Brief
Report how many lines below contain the word "quality". Give only the number.

Data to use
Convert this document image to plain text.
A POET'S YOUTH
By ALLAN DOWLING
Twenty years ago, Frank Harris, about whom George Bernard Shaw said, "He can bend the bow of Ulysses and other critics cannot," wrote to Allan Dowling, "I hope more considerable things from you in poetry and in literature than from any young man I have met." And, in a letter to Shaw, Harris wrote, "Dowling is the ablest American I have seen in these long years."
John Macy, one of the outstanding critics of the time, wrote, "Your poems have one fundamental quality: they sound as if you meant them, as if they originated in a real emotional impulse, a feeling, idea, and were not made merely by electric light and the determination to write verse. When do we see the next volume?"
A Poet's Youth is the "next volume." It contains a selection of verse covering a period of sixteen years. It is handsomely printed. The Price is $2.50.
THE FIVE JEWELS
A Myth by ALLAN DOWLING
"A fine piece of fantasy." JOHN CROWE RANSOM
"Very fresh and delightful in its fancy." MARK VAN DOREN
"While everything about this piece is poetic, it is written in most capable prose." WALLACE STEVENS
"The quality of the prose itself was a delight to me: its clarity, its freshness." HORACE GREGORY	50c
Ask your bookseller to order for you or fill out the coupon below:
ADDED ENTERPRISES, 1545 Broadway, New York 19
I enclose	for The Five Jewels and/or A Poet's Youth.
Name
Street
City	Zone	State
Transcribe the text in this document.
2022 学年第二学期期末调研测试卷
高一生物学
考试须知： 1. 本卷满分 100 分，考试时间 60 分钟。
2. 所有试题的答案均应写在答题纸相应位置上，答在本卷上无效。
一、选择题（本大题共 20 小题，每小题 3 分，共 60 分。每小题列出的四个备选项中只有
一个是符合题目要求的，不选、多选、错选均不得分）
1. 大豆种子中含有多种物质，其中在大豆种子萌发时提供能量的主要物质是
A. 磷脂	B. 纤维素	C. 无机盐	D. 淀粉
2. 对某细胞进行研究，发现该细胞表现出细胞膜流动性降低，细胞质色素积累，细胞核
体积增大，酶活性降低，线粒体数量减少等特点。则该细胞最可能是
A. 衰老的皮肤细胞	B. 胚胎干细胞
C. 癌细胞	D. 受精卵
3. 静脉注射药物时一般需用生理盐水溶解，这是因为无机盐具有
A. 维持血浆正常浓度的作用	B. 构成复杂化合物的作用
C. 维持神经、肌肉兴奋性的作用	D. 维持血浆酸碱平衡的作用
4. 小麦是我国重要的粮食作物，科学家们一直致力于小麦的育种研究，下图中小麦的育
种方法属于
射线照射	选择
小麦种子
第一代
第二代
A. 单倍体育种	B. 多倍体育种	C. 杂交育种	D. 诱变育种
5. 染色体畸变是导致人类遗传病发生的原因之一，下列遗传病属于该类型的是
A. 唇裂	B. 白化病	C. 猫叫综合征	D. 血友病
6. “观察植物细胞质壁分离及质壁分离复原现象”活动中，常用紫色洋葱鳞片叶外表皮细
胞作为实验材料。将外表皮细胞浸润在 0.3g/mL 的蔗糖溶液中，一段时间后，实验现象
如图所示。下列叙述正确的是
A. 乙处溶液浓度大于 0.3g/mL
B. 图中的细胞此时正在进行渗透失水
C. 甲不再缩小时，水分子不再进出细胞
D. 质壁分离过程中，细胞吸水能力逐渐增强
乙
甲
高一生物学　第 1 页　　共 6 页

Result of the exercise
2